A run of records
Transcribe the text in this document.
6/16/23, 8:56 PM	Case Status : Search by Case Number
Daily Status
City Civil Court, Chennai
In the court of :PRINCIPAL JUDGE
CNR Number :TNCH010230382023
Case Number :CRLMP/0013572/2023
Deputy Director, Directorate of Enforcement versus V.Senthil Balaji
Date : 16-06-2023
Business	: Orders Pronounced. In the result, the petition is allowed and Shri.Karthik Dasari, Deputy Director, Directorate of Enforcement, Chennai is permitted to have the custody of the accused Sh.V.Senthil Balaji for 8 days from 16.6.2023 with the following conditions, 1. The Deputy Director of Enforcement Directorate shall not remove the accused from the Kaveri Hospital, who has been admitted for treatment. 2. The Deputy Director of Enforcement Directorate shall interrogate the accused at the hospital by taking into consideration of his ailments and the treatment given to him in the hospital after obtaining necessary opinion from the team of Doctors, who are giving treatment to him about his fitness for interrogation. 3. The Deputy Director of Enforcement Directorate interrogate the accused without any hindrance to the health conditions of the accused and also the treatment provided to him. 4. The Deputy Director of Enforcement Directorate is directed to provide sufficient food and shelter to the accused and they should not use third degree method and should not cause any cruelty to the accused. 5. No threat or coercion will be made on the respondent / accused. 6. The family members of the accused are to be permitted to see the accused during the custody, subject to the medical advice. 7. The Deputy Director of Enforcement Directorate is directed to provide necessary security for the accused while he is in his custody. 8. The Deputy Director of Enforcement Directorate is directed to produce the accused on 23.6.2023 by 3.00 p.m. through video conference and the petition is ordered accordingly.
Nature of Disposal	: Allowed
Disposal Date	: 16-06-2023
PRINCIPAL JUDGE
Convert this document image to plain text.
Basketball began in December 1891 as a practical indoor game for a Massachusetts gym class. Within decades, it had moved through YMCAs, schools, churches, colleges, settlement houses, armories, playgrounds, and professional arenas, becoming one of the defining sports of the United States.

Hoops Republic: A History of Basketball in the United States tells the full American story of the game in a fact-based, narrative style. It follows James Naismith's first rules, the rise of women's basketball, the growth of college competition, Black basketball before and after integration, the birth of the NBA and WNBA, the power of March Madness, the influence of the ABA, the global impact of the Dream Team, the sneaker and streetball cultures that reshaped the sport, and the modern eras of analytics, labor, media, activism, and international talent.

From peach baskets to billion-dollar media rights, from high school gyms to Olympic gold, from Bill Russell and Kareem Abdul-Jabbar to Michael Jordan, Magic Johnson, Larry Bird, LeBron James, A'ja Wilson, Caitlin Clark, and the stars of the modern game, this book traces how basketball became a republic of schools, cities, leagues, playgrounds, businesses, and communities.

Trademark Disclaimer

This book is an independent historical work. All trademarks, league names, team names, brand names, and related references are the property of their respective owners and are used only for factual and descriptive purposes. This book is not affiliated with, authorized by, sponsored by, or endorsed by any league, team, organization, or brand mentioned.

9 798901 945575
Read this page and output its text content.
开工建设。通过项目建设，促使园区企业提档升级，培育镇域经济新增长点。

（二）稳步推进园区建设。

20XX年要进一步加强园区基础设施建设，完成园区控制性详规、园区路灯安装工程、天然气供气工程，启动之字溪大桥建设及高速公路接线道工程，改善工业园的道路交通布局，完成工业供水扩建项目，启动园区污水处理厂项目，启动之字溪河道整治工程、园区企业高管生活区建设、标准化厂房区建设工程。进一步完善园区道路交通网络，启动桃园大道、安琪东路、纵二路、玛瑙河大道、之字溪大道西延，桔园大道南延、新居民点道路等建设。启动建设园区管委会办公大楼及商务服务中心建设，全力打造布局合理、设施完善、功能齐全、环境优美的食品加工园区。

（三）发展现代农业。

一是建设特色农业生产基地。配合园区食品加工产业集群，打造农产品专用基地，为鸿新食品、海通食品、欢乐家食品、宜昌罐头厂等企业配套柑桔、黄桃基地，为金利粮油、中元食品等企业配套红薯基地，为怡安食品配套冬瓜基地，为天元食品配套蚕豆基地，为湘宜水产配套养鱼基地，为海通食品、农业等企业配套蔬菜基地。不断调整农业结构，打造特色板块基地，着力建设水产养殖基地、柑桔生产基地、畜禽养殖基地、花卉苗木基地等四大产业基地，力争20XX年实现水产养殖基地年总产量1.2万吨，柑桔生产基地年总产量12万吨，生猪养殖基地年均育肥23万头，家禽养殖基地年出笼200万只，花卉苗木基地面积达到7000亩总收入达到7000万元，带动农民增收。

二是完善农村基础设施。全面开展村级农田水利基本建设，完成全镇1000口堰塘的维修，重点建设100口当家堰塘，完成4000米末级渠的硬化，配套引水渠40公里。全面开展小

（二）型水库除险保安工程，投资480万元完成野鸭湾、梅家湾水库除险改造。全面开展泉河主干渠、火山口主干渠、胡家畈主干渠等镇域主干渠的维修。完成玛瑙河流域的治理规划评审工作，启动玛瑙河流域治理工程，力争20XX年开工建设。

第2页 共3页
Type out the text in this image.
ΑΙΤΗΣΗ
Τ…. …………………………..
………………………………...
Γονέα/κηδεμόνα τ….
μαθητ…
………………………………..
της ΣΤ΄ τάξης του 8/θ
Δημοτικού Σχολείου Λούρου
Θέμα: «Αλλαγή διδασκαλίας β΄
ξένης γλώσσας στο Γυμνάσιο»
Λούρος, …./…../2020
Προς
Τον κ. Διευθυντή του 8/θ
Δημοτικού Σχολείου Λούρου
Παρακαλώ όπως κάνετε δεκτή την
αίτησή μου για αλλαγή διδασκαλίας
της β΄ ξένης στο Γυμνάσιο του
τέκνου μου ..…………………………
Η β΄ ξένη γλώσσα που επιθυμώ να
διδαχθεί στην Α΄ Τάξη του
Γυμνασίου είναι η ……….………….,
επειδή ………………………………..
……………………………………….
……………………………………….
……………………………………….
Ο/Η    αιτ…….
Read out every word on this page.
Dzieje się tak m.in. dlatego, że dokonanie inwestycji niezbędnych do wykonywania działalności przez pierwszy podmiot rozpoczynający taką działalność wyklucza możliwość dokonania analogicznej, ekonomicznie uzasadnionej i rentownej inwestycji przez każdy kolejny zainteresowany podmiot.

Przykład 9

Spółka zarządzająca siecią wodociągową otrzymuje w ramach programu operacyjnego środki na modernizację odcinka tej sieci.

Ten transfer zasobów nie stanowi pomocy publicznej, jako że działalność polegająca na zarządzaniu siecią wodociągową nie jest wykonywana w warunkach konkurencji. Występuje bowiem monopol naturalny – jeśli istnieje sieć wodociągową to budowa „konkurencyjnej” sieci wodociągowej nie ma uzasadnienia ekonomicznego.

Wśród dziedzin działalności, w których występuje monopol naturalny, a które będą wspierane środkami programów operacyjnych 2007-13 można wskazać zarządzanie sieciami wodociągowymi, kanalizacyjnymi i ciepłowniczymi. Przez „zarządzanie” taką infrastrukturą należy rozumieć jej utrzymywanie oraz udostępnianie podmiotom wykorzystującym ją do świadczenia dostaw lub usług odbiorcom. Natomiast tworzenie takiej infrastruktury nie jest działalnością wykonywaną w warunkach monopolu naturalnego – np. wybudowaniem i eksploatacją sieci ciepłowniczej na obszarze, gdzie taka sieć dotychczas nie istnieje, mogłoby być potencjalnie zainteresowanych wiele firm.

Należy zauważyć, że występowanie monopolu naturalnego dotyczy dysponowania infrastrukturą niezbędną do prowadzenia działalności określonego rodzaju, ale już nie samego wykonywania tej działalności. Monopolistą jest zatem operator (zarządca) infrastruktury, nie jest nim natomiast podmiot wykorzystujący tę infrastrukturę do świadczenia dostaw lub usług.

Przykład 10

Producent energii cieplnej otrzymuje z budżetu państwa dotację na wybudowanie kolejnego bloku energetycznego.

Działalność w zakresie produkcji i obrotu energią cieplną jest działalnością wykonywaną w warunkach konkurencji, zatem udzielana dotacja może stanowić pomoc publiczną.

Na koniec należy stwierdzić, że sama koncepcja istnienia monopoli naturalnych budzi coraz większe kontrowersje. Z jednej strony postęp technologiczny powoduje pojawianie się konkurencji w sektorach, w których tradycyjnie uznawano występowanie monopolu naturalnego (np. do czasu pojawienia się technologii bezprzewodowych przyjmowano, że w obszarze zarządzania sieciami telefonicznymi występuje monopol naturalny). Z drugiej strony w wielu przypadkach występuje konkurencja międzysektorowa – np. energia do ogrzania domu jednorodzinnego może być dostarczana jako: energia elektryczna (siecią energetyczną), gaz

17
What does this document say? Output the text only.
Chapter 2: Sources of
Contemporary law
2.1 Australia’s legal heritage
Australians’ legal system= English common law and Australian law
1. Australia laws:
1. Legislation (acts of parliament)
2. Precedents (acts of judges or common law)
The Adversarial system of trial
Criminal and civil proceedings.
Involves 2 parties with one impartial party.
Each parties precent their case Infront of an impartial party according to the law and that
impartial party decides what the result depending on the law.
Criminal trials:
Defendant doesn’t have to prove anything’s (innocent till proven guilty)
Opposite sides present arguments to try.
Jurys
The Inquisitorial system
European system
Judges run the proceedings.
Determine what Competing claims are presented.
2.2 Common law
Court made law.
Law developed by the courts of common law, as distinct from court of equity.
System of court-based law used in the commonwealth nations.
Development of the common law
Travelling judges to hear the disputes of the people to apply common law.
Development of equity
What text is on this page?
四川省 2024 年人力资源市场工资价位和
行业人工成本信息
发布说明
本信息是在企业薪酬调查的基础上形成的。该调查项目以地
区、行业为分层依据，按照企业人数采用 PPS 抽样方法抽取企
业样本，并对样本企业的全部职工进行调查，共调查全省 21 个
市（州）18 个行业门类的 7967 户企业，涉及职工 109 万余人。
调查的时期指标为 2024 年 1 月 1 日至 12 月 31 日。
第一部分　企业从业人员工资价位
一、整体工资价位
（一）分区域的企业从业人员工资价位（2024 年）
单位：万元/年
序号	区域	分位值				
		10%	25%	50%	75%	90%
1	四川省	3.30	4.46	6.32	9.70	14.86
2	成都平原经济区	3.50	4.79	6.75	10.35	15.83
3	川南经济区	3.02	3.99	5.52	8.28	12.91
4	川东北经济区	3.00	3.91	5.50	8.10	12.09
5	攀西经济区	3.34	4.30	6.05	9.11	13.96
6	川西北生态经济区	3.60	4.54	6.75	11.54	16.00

TASK TO COMPLETE:
Say how many lines of the listing above contain "otrzymuje", with no other words.

TASK RESULT:
2